*** SOURCE MATERIAL

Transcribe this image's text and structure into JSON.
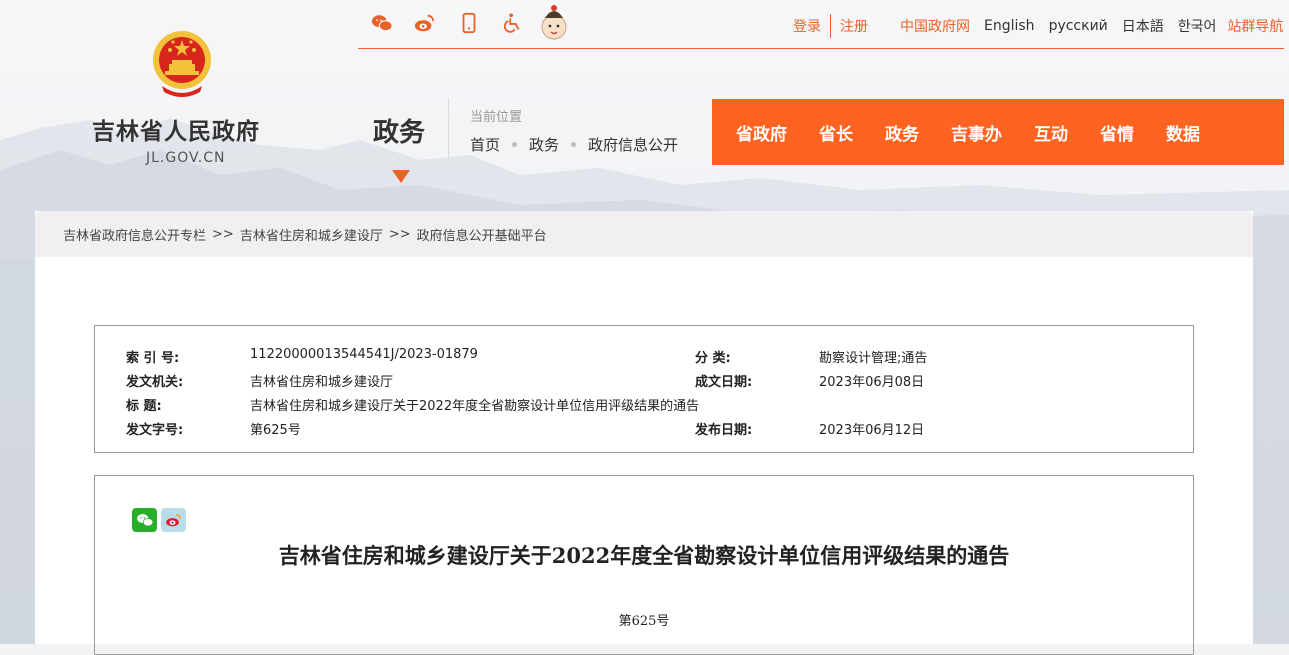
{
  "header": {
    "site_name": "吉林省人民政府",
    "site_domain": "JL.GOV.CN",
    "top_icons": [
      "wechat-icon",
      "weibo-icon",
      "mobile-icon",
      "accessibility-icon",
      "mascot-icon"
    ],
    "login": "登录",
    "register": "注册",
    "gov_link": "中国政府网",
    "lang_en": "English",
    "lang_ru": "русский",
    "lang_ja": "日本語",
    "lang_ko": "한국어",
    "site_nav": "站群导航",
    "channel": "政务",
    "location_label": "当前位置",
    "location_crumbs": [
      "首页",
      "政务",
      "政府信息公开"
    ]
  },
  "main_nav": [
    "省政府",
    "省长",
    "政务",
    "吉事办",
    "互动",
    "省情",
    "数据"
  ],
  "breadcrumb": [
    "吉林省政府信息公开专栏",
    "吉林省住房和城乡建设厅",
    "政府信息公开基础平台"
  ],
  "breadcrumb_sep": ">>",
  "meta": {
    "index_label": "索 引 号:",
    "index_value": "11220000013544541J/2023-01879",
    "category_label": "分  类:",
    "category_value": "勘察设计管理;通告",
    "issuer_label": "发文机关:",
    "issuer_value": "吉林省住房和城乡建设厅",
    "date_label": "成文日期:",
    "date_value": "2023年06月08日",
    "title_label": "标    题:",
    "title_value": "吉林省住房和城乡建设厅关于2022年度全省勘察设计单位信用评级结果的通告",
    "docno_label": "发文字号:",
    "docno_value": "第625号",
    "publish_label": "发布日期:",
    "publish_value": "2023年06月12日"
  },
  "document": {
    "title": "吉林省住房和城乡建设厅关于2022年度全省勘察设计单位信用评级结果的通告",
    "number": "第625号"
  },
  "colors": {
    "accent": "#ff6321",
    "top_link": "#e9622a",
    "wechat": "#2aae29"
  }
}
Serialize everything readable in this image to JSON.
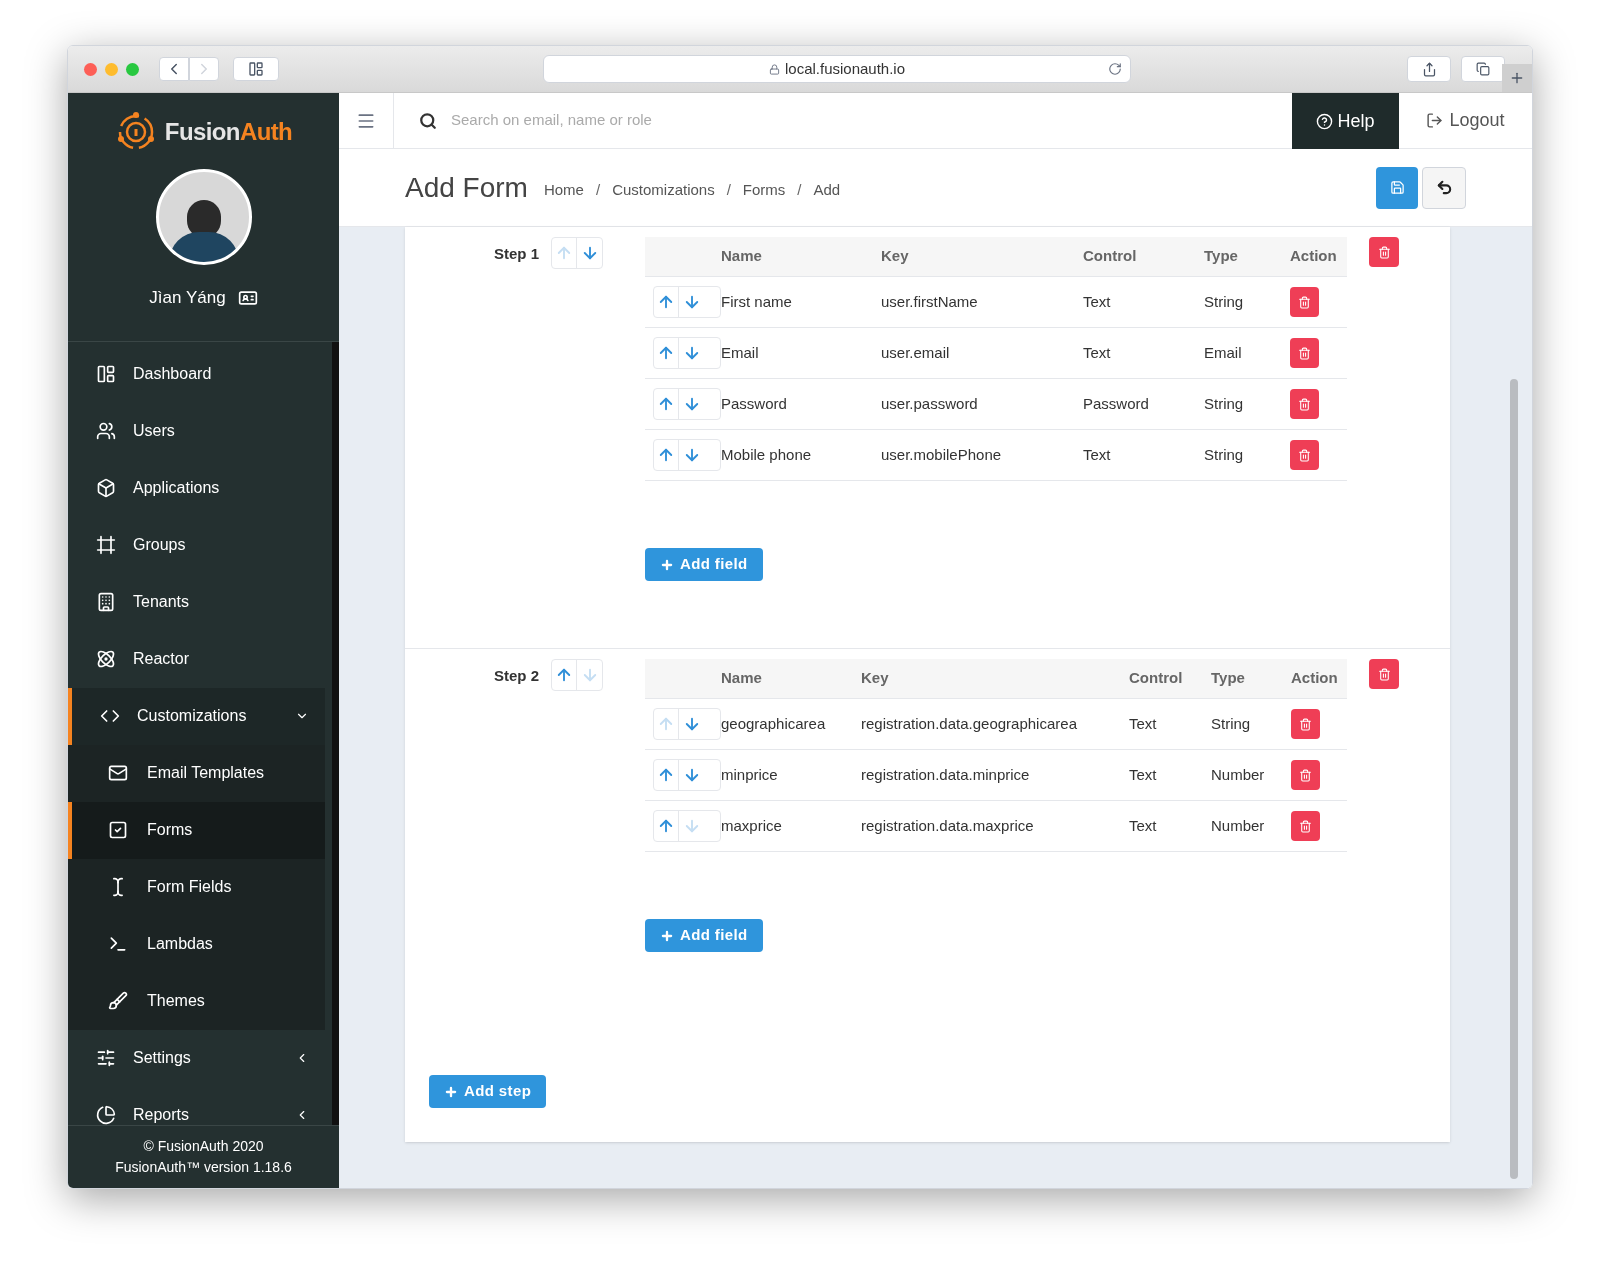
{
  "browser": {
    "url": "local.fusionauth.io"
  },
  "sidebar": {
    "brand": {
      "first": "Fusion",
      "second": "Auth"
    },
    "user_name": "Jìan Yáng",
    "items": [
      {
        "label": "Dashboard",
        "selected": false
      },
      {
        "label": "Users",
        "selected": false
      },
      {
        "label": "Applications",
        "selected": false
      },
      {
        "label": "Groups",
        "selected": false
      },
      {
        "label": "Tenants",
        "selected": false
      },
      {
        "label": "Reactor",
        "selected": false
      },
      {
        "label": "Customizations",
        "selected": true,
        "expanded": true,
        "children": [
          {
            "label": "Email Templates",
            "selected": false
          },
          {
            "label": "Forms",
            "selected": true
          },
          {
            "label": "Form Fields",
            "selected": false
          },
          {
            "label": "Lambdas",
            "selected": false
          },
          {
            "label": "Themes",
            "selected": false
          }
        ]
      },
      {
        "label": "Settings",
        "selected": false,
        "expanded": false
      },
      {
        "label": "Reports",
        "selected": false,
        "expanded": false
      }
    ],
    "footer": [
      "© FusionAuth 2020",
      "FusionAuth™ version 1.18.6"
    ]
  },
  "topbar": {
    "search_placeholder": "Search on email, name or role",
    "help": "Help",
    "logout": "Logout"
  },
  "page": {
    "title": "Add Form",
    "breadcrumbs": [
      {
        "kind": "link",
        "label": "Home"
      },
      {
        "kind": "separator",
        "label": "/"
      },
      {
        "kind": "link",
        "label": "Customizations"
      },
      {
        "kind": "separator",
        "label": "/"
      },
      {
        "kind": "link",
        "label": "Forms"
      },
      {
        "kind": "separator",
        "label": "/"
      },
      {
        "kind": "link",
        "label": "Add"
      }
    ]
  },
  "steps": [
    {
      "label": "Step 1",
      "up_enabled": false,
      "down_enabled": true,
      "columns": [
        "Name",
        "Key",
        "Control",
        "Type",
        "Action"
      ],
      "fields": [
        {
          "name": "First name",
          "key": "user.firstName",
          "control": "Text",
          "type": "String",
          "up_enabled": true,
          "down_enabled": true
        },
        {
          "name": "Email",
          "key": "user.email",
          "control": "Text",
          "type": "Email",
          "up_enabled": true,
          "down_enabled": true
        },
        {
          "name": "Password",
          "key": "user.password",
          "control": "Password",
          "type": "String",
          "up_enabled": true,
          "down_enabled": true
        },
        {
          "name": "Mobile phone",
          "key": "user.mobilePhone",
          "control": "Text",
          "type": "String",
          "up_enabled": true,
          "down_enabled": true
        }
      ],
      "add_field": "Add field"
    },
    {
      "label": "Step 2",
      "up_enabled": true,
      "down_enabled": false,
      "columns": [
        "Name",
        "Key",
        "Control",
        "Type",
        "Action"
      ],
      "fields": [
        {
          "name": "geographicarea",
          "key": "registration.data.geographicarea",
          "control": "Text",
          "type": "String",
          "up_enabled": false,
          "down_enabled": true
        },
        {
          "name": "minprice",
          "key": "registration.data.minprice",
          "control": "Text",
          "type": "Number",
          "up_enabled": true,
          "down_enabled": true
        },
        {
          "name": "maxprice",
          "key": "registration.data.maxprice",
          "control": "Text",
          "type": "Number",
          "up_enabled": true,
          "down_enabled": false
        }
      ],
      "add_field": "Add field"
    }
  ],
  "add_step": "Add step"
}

******
*** SOURCE MATERIAL

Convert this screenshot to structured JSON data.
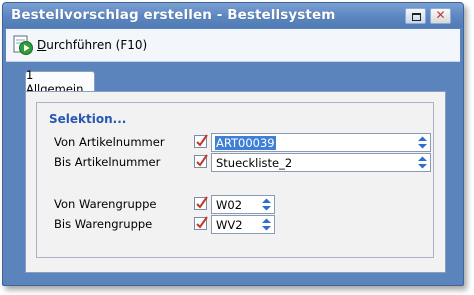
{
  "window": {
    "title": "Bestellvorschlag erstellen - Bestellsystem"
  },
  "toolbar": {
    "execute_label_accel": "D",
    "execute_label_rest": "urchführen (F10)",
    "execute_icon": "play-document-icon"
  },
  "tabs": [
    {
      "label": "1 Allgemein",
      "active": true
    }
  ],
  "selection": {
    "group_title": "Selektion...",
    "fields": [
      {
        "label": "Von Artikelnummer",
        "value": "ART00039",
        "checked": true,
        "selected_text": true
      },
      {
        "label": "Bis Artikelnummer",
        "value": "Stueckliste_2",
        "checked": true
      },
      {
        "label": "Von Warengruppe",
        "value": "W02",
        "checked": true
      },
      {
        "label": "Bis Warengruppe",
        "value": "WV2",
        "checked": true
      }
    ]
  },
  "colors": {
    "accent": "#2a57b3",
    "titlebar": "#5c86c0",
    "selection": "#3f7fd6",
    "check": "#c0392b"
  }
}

******

SET EXERCISE
Search the listing for the string "this". Copy each line where it turns up.

TASK ANSWER
Transcribe this image's text and structure into JSON.
Serialize everything readable in this image to JSON.
Convert this screenshot to structured JSON data.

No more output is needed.